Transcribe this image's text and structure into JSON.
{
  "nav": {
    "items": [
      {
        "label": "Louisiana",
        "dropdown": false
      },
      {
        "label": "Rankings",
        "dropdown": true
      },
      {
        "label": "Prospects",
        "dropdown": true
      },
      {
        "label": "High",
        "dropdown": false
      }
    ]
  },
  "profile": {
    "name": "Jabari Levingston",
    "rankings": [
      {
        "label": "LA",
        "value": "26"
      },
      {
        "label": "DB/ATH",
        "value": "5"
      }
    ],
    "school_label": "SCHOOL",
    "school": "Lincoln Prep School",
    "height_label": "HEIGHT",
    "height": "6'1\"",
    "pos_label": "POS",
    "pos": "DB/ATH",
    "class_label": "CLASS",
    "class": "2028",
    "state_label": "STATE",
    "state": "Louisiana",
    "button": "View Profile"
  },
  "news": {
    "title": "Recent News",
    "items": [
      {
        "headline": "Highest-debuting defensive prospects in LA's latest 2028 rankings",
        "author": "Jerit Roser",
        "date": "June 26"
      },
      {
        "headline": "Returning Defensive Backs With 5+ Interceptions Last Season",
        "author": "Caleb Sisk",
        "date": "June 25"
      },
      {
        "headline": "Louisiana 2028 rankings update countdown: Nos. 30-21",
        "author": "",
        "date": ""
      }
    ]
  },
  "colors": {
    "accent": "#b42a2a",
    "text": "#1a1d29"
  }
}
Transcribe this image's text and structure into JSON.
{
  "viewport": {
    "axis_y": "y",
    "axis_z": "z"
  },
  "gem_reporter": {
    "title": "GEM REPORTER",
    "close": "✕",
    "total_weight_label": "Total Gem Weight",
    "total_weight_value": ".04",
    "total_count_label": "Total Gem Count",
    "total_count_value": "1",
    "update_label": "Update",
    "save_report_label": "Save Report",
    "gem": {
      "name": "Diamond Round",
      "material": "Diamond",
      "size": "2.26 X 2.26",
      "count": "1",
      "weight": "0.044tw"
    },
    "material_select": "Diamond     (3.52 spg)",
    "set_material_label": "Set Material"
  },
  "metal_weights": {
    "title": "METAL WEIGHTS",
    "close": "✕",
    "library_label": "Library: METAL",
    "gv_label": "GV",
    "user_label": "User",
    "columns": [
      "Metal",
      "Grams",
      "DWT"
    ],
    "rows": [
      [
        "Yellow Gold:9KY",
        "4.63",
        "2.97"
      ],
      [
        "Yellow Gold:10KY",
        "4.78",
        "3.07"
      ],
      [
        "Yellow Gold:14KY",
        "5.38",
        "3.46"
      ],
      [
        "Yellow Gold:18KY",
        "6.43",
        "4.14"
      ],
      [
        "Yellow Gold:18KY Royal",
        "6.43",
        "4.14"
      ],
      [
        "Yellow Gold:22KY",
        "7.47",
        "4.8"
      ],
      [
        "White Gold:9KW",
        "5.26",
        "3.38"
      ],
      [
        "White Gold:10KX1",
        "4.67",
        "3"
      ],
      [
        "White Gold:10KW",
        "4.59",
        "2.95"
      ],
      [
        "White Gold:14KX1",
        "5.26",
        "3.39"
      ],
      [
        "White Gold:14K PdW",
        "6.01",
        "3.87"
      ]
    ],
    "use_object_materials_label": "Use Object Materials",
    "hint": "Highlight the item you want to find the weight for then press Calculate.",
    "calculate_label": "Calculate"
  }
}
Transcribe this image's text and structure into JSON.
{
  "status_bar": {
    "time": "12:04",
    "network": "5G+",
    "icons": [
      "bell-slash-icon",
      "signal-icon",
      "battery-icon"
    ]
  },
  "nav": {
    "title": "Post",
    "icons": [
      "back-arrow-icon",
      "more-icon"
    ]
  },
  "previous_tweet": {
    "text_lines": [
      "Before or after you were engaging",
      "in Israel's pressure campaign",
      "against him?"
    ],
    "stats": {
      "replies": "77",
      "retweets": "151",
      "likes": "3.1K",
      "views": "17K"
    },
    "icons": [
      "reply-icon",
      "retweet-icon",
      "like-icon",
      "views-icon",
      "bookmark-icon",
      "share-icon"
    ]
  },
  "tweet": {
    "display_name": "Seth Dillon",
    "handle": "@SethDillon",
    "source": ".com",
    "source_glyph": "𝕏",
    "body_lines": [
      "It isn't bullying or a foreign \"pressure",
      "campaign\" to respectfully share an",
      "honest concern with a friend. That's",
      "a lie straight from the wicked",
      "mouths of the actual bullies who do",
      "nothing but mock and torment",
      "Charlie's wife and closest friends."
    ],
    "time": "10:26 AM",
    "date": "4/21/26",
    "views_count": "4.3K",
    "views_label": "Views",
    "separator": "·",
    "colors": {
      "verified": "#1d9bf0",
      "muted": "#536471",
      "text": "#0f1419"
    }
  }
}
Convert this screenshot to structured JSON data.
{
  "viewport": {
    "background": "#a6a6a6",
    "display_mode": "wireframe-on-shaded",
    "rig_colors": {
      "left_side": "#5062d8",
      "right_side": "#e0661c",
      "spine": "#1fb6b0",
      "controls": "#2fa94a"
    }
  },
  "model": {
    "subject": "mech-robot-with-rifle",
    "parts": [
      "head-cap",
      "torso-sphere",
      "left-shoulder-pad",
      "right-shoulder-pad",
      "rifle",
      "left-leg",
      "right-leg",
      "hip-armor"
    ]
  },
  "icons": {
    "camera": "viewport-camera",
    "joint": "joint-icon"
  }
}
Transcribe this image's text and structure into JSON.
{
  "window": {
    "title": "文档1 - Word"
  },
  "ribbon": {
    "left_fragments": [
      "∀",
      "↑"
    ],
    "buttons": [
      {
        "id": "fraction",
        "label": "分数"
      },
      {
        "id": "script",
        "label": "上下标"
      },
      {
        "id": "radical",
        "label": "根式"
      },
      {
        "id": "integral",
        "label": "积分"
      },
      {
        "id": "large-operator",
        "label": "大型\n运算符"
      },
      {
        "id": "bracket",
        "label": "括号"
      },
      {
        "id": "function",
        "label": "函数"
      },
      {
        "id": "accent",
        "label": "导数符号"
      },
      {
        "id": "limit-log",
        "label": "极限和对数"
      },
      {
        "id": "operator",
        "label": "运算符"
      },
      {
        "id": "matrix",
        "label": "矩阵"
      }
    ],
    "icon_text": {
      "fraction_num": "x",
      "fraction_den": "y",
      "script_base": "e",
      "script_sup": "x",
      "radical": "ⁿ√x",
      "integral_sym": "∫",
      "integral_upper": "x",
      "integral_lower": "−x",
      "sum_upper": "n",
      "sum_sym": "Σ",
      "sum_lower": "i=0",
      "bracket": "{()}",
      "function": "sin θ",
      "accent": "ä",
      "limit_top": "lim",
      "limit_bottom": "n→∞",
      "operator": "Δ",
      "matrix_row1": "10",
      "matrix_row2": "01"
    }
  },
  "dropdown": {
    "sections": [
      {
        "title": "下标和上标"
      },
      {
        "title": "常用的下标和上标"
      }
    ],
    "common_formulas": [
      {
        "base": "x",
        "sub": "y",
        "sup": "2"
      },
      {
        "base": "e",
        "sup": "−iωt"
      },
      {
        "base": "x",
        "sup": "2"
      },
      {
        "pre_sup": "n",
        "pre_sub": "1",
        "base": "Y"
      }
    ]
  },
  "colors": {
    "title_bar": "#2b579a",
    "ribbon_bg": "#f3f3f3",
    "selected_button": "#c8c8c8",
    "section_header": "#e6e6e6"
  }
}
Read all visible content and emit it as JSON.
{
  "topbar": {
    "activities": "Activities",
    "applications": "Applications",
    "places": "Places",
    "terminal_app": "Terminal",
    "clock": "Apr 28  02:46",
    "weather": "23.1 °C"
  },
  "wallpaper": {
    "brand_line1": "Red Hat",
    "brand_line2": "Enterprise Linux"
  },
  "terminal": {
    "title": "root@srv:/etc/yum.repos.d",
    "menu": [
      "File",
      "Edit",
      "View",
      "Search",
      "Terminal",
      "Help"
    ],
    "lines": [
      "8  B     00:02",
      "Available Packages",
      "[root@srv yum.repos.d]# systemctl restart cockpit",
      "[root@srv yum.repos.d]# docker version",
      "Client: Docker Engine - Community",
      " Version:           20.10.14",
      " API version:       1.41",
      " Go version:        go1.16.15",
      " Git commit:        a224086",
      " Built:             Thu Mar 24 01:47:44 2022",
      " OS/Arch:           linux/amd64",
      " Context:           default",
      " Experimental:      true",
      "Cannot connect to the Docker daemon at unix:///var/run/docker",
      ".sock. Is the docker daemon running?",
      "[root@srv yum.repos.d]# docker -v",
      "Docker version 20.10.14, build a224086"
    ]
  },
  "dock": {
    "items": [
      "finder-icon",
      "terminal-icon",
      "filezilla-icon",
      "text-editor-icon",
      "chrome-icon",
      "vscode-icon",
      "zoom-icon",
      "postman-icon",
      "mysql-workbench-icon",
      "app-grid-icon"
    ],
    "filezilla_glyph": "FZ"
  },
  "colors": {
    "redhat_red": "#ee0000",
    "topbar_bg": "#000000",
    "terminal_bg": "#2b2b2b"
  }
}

● **What the task asks**
The word "share" appears in how many lines of the data? Answer with only the number.

● **Problem solution**
2